● **Exercise directions**
Starting with the first line, output the data exactly through to the end.
(Data records Opens)
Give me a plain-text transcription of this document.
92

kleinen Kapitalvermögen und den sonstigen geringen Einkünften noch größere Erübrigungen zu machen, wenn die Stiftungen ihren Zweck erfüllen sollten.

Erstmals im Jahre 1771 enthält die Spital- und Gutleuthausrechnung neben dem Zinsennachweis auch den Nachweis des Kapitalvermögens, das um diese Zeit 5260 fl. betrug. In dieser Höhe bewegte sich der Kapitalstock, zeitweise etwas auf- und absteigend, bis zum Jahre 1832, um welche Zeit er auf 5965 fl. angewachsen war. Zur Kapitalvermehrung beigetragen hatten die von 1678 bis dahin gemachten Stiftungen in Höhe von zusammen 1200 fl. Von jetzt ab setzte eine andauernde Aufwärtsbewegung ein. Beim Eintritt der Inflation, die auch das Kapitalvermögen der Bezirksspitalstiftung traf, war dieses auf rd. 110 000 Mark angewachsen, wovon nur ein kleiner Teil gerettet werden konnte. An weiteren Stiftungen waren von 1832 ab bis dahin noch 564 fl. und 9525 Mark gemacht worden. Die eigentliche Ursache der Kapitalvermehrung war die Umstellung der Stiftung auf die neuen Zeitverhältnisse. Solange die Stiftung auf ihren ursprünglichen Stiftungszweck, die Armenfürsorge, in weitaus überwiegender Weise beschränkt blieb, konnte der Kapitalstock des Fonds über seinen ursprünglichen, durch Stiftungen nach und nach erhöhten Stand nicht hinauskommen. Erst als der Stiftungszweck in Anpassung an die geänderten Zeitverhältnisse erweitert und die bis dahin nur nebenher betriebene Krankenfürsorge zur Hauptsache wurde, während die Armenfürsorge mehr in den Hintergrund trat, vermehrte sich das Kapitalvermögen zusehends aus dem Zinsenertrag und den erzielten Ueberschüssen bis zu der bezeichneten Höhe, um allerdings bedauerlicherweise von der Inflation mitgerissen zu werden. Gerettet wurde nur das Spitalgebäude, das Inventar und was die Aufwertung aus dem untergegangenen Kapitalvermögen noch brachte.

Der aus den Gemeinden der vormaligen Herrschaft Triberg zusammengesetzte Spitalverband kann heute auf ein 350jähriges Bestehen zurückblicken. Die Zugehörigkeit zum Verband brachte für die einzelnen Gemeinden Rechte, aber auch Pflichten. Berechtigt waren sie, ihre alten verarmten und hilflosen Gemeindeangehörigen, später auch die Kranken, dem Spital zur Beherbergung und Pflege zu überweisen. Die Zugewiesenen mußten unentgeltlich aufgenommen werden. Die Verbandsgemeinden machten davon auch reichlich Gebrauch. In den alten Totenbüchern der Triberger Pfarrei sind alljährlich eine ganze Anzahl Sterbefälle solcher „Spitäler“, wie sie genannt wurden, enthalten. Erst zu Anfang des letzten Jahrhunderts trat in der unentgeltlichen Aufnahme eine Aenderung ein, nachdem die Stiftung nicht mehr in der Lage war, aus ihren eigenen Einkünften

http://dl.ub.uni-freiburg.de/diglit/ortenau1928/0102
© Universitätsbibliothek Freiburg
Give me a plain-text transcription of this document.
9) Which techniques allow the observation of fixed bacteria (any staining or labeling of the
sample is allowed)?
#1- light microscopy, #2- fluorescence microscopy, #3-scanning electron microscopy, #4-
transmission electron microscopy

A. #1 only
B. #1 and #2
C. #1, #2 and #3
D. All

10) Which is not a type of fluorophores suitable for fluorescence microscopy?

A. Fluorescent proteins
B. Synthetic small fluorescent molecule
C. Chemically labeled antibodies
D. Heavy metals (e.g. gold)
(Data records Closes)
● **Answer section**
Give me a plain-text transcription of this document.
92

kleinen Kapitalvermögen und den sonstigen geringen Einkünften noch größere Erübrigungen zu machen, wenn die Stiftungen ihren Zweck erfüllen sollten.

Erstmals im Jahre 1771 enthält die Spital- und Gutleuthausrechnung neben dem Zinsennachweis auch den Nachweis des Kapitalvermögens, das um diese Zeit 5260 fl. betrug. In dieser Höhe bewegte sich der Kapitalstock, zeitweise etwas auf- und absteigend, bis zum Jahre 1832, um welche Zeit er auf 5965 fl. angewachsen war. Zur Kapitalvermehrung beigetragen hatten die von 1678 bis dahin gemachten Stiftungen in Höhe von zusammen 1200 fl. Von jetzt ab setzte eine andauernde Aufwärtsbewegung ein. Beim Eintritt der Inflation, die auch das Kapitalvermögen der Bezirksspitalstiftung traf, war dieses auf rd. 110 000 Mark angewachsen, wovon nur ein kleiner Teil gerettet werden konnte. An weiteren Stiftungen waren von 1832 ab bis dahin noch 564 fl. und 9525 Mark gemacht worden. Die eigentliche Ursache der Kapitalvermehrung war die Umstellung der Stiftung auf die neuen Zeitverhältnisse. Solange die Stiftung auf ihren ursprünglichen Stiftungszweck, die Armenfürsorge, in weitaus überwiegender Weise beschränkt blieb, konnte der Kapitalstock des Fonds über seinen ursprünglichen, durch Stiftungen nach und nach erhöhten Stand nicht hinauskommen. Erst als der Stiftungszweck in Anpassung an die geänderten Zeitverhältnisse erweitert und die bis dahin nur nebenher betriebene Krankenfürsorge zur Hauptsache wurde, während die Armenfürsorge mehr in den Hintergrund trat, vermehrte sich das Kapitalvermögen zusehends aus dem Zinsenertrag und den erzielten Ueberschüssen bis zu der bezeichneten Höhe, um allerdings bedauerlicherweise von der Inflation mitgerissen zu werden. Gerettet wurde nur das Spitalgebäude, das Inventar und was die Aufwertung aus dem untergegangenen Kapitalvermögen noch brachte.

Der aus den Gemeinden der vormaligen Herrschaft Triberg zusammengesetzte Spitalverband kann heute auf ein 350jähriges Bestehen zurückblicken. Die Zugehörigkeit zum Verband brachte für die einzelnen Gemeinden Rechte, aber auch Pflichten. Berechtigt waren sie, ihre alten verarmten und hilflosen Gemeindeangehörigen, später auch die Kranken, dem Spital zur Beherbergung und Pflege zu überweisen. Die Zugewiesenen mußten unentgeltlich aufgenommen werden. Die Verbandsgemeinden machten davon auch reichlich Gebrauch. In den alten Totenbüchern der Triberger Pfarrei sind alljährlich eine ganze Anzahl Sterbefälle solcher „Spitäler“, wie sie genannt wurden, enthalten. Erst zu Anfang des letzten Jahrhunderts trat in der unentgeltlichen Aufnahme eine Aenderung ein, nachdem die Stiftung nicht mehr in der Lage war, aus ihren eigenen Einkünften

http://dl.ub.uni-freiburg.de/diglit/ortenau1928/0102
© Universitätsbibliothek Freiburg
Give me a plain-text transcription of this document.
9) Which techniques allow the observation of fixed bacteria (any staining or labeling of the
sample is allowed)?
#1- light microscopy, #2- fluorescence microscopy, #3-scanning electron microscopy, #4-
transmission electron microscopy

A. #1 only
B. #1 and #2
C. #1, #2 and #3
D. All

10) Which is not a type of fluorophores suitable for fluorescence microscopy?

A. Fluorescent proteins
B. Synthetic small fluorescent molecule
C. Chemically labeled antibodies
D. Heavy metals (e.g. gold)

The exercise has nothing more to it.